*What you have to do*: Transcribe every entry below word for word, but skip the pictures.

═════ Extracted records ═════

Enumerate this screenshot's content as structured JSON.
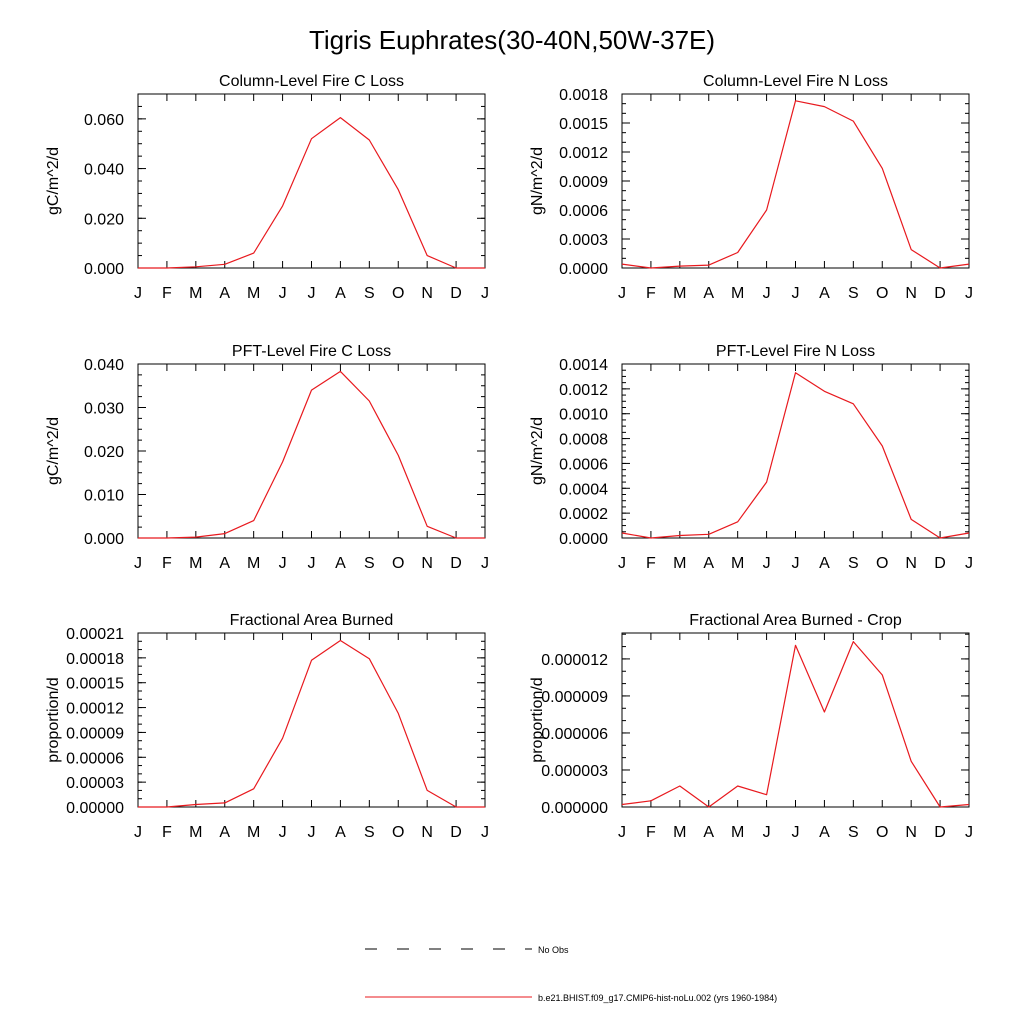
{
  "figure": {
    "title": "Tigris Euphrates(30-40N,50W-37E)",
    "legend": {
      "placement": "bottom-center",
      "entries": [
        {
          "label": "No Obs",
          "style": "dashed",
          "color": "#000000"
        },
        {
          "label": "b.e21.BHIST.f09_g17.CMIP6-hist-noLu.002 (yrs 1960-1984)",
          "style": "solid",
          "color": "#e8191e"
        }
      ]
    }
  },
  "chart_data": [
    {
      "type": "line",
      "title": "Column-Level Fire C Loss",
      "ylabel": "gC/m^2/d",
      "categories": [
        "J",
        "F",
        "M",
        "A",
        "M",
        "J",
        "J",
        "A",
        "S",
        "O",
        "N",
        "D",
        "J"
      ],
      "ylim": [
        0,
        0.07
      ],
      "yticks": [
        0,
        0.02,
        0.04,
        0.06
      ],
      "yticklabels": [
        "0.000",
        "0.020",
        "0.040",
        "0.060"
      ],
      "yminor": 0.005,
      "series": [
        {
          "color": "#e8191e",
          "values": [
            0.0,
            0.0,
            0.0005,
            0.0015,
            0.006,
            0.025,
            0.052,
            0.0605,
            0.0515,
            0.0315,
            0.005,
            0.0,
            0.0
          ]
        }
      ]
    },
    {
      "type": "line",
      "title": "Column-Level Fire N Loss",
      "ylabel": "gN/m^2/d",
      "categories": [
        "J",
        "F",
        "M",
        "A",
        "M",
        "J",
        "J",
        "A",
        "S",
        "O",
        "N",
        "D",
        "J"
      ],
      "ylim": [
        0,
        0.0018
      ],
      "yticks": [
        0,
        0.0003,
        0.0006,
        0.0009,
        0.0012,
        0.0015,
        0.0018
      ],
      "yticklabels": [
        "0.0000",
        "0.0003",
        "0.0006",
        "0.0009",
        "0.0012",
        "0.0015",
        "0.0018"
      ],
      "yminor": 0.0001,
      "series": [
        {
          "color": "#e8191e",
          "values": [
            4e-05,
            0.0,
            2e-05,
            3e-05,
            0.00016,
            0.0006,
            0.00173,
            0.00167,
            0.00152,
            0.00103,
            0.00019,
            0.0,
            4e-05
          ]
        }
      ]
    },
    {
      "type": "line",
      "title": "PFT-Level Fire C Loss",
      "ylabel": "gC/m^2/d",
      "categories": [
        "J",
        "F",
        "M",
        "A",
        "M",
        "J",
        "J",
        "A",
        "S",
        "O",
        "N",
        "D",
        "J"
      ],
      "ylim": [
        0,
        0.04
      ],
      "yticks": [
        0,
        0.01,
        0.02,
        0.03,
        0.04
      ],
      "yticklabels": [
        "0.000",
        "0.010",
        "0.020",
        "0.030",
        "0.040"
      ],
      "yminor": 0.0025,
      "series": [
        {
          "color": "#e8191e",
          "values": [
            0.0,
            0.0,
            0.0002,
            0.001,
            0.004,
            0.0175,
            0.034,
            0.0383,
            0.0315,
            0.019,
            0.0027,
            0.0,
            0.0
          ]
        }
      ]
    },
    {
      "type": "line",
      "title": "PFT-Level Fire N Loss",
      "ylabel": "gN/m^2/d",
      "categories": [
        "J",
        "F",
        "M",
        "A",
        "M",
        "J",
        "J",
        "A",
        "S",
        "O",
        "N",
        "D",
        "J"
      ],
      "ylim": [
        0,
        0.0014
      ],
      "yticks": [
        0,
        0.0002,
        0.0004,
        0.0006,
        0.0008,
        0.001,
        0.0012,
        0.0014
      ],
      "yticklabels": [
        "0.0000",
        "0.0002",
        "0.0004",
        "0.0006",
        "0.0008",
        "0.0010",
        "0.0012",
        "0.0014"
      ],
      "yminor": 5e-05,
      "series": [
        {
          "color": "#e8191e",
          "values": [
            4e-05,
            0.0,
            2e-05,
            3e-05,
            0.00013,
            0.00045,
            0.00133,
            0.00118,
            0.00108,
            0.00074,
            0.00015,
            0.0,
            4e-05
          ]
        }
      ]
    },
    {
      "type": "line",
      "title": "Fractional Area Burned",
      "ylabel": "proportion/d",
      "categories": [
        "J",
        "F",
        "M",
        "A",
        "M",
        "J",
        "J",
        "A",
        "S",
        "O",
        "N",
        "D",
        "J"
      ],
      "ylim": [
        0,
        0.00021
      ],
      "yticks": [
        0,
        3e-05,
        6e-05,
        9e-05,
        0.00012,
        0.00015,
        0.00018,
        0.00021
      ],
      "yticklabels": [
        "0.00000",
        "0.00003",
        "0.00006",
        "0.00009",
        "0.00012",
        "0.00015",
        "0.00018",
        "0.00021"
      ],
      "yminor": 1e-05,
      "series": [
        {
          "color": "#e8191e",
          "values": [
            0.0,
            0.0,
            3e-06,
            5e-06,
            2.2e-05,
            8.3e-05,
            0.000177,
            0.000201,
            0.000179,
            0.000113,
            2e-05,
            0.0,
            0.0
          ]
        }
      ]
    },
    {
      "type": "line",
      "title": "Fractional Area Burned - Crop",
      "ylabel": "proportion/d",
      "categories": [
        "J",
        "F",
        "M",
        "A",
        "M",
        "J",
        "J",
        "A",
        "S",
        "O",
        "N",
        "D",
        "J"
      ],
      "ylim": [
        0,
        1.41e-05
      ],
      "yticks": [
        0,
        3e-06,
        6e-06,
        9e-06,
        1.2e-05
      ],
      "yticklabels": [
        "0.000000",
        "0.000003",
        "0.000006",
        "0.000009",
        "0.000012"
      ],
      "yminor": 1e-06,
      "series": [
        {
          "color": "#e8191e",
          "values": [
            2e-07,
            5e-07,
            1.7e-06,
            0.0,
            1.7e-06,
            1e-06,
            1.31e-05,
            7.7e-06,
            1.34e-05,
            1.07e-05,
            3.7e-06,
            0.0,
            2e-07
          ]
        }
      ]
    }
  ]
}
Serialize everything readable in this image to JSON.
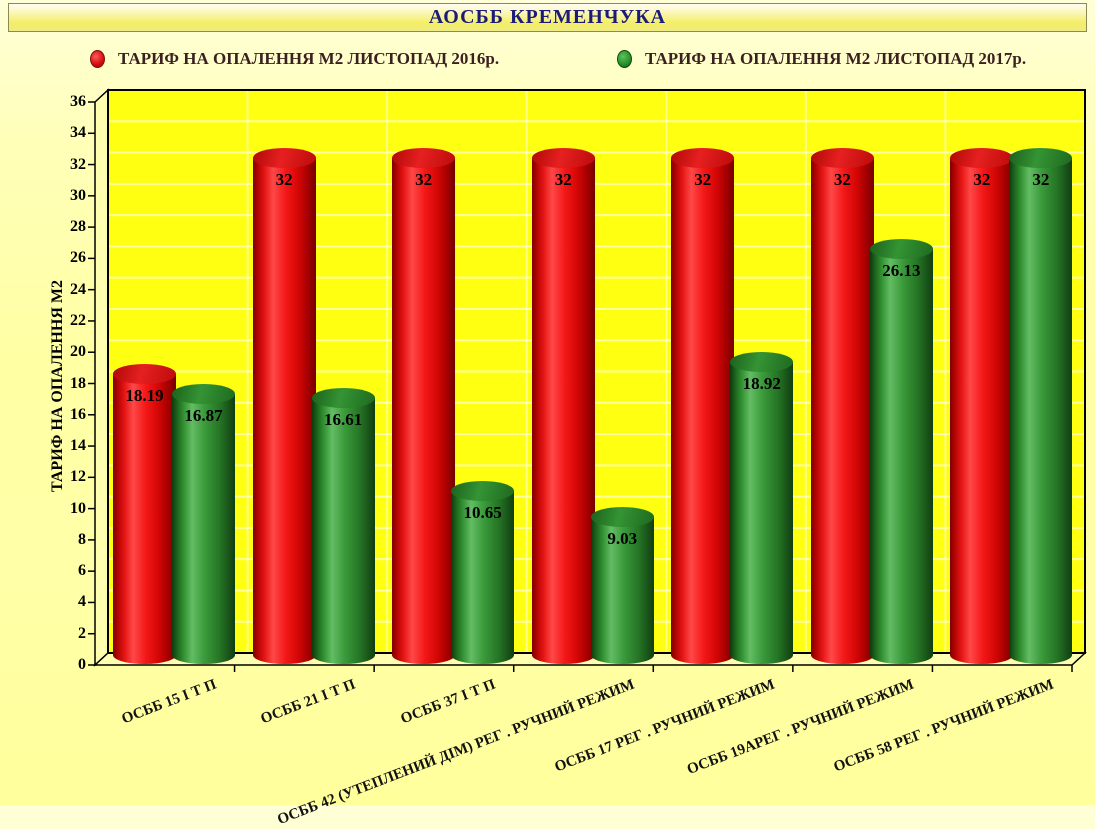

═════

*Written answer*:
Enumerate this screenshot's content as structured JSON.
{
  "figure": {
    "title": "Tigris Euphrates(30-40N,50W-37E)",
    "legend": {
      "placement": "bottom-center",
      "entries": [
        {
          "label": "No Obs",
          "style": "dashed",
          "color": "#000000"
        },
        {
          "label": "b.e21.BHIST.f09_g17.CMIP6-hist-noLu.002 (yrs 1960-1984)",
          "style": "solid",
          "color": "#e8191e"
        }
      ]
    }
  },
  "chart_data": [
    {
      "type": "line",
      "title": "Column-Level Fire C Loss",
      "ylabel": "gC/m^2/d",
      "categories": [
        "J",
        "F",
        "M",
        "A",
        "M",
        "J",
        "J",
        "A",
        "S",
        "O",
        "N",
        "D",
        "J"
      ],
      "ylim": [
        0,
        0.07
      ],
      "yticks": [
        0,
        0.02,
        0.04,
        0.06
      ],
      "yticklabels": [
        "0.000",
        "0.020",
        "0.040",
        "0.060"
      ],
      "yminor": 0.005,
      "series": [
        {
          "color": "#e8191e",
          "values": [
            0.0,
            0.0,
            0.0005,
            0.0015,
            0.006,
            0.025,
            0.052,
            0.0605,
            0.0515,
            0.0315,
            0.005,
            0.0,
            0.0
          ]
        }
      ]
    },
    {
      "type": "line",
      "title": "Column-Level Fire N Loss",
      "ylabel": "gN/m^2/d",
      "categories": [
        "J",
        "F",
        "M",
        "A",
        "M",
        "J",
        "J",
        "A",
        "S",
        "O",
        "N",
        "D",
        "J"
      ],
      "ylim": [
        0,
        0.0018
      ],
      "yticks": [
        0,
        0.0003,
        0.0006,
        0.0009,
        0.0012,
        0.0015,
        0.0018
      ],
      "yticklabels": [
        "0.0000",
        "0.0003",
        "0.0006",
        "0.0009",
        "0.0012",
        "0.0015",
        "0.0018"
      ],
      "yminor": 0.0001,
      "series": [
        {
          "color": "#e8191e",
          "values": [
            4e-05,
            0.0,
            2e-05,
            3e-05,
            0.00016,
            0.0006,
            0.00173,
            0.00167,
            0.00152,
            0.00103,
            0.00019,
            0.0,
            4e-05
          ]
        }
      ]
    },
    {
      "type": "line",
      "title": "PFT-Level Fire C Loss",
      "ylabel": "gC/m^2/d",
      "categories": [
        "J",
        "F",
        "M",
        "A",
        "M",
        "J",
        "J",
        "A",
        "S",
        "O",
        "N",
        "D",
        "J"
      ],
      "ylim": [
        0,
        0.04
      ],
      "yticks": [
        0,
        0.01,
        0.02,
        0.03,
        0.04
      ],
      "yticklabels": [
        "0.000",
        "0.010",
        "0.020",
        "0.030",
        "0.040"
      ],
      "yminor": 0.0025,
      "series": [
        {
          "color": "#e8191e",
          "values": [
            0.0,
            0.0,
            0.0002,
            0.001,
            0.004,
            0.0175,
            0.034,
            0.0383,
            0.0315,
            0.019,
            0.0027,
            0.0,
            0.0
          ]
        }
      ]
    },
    {
      "type": "line",
      "title": "PFT-Level Fire N Loss",
      "ylabel": "gN/m^2/d",
      "categories": [
        "J",
        "F",
        "M",
        "A",
        "M",
        "J",
        "J",
        "A",
        "S",
        "O",
        "N",
        "D",
        "J"
      ],
      "ylim": [
        0,
        0.0014
      ],
      "yticks": [
        0,
        0.0002,
        0.0004,
        0.0006,
        0.0008,
        0.001,
        0.0012,
        0.0014
      ],
      "yticklabels": [
        "0.0000",
        "0.0002",
        "0.0004",
        "0.0006",
        "0.0008",
        "0.0010",
        "0.0012",
        "0.0014"
      ],
      "yminor": 5e-05,
      "series": [
        {
          "color": "#e8191e",
          "values": [
            4e-05,
            0.0,
            2e-05,
            3e-05,
            0.00013,
            0.00045,
            0.00133,
            0.00118,
            0.00108,
            0.00074,
            0.00015,
            0.0,
            4e-05
          ]
        }
      ]
    },
    {
      "type": "line",
      "title": "Fractional Area Burned",
      "ylabel": "proportion/d",
      "categories": [
        "J",
        "F",
        "M",
        "A",
        "M",
        "J",
        "J",
        "A",
        "S",
        "O",
        "N",
        "D",
        "J"
      ],
      "ylim": [
        0,
        0.00021
      ],
      "yticks": [
        0,
        3e-05,
        6e-05,
        9e-05,
        0.00012,
        0.00015,
        0.00018,
        0.00021
      ],
      "yticklabels": [
        "0.00000",
        "0.00003",
        "0.00006",
        "0.00009",
        "0.00012",
        "0.00015",
        "0.00018",
        "0.00021"
      ],
      "yminor": 1e-05,
      "series": [
        {
          "color": "#e8191e",
          "values": [
            0.0,
            0.0,
            3e-06,
            5e-06,
            2.2e-05,
            8.3e-05,
            0.000177,
            0.000201,
            0.000179,
            0.000113,
            2e-05,
            0.0,
            0.0
          ]
        }
      ]
    },
    {
      "type": "line",
      "title": "Fractional Area Burned - Crop",
      "ylabel": "proportion/d",
      "categories": [
        "J",
        "F",
        "M",
        "A",
        "M",
        "J",
        "J",
        "A",
        "S",
        "O",
        "N",
        "D",
        "J"
      ],
      "ylim": [
        0,
        1.41e-05
      ],
      "yticks": [
        0,
        3e-06,
        6e-06,
        9e-06,
        1.2e-05
      ],
      "yticklabels": [
        "0.000000",
        "0.000003",
        "0.000006",
        "0.000009",
        "0.000012"
      ],
      "yminor": 1e-06,
      "series": [
        {
          "color": "#e8191e",
          "values": [
            2e-07,
            5e-07,
            1.7e-06,
            0.0,
            1.7e-06,
            1e-06,
            1.31e-05,
            7.7e-06,
            1.34e-05,
            1.07e-05,
            3.7e-06,
            0.0,
            2e-07
          ]
        }
      ]
    }
  ]
}
Serialize everything readable in this image to JSON.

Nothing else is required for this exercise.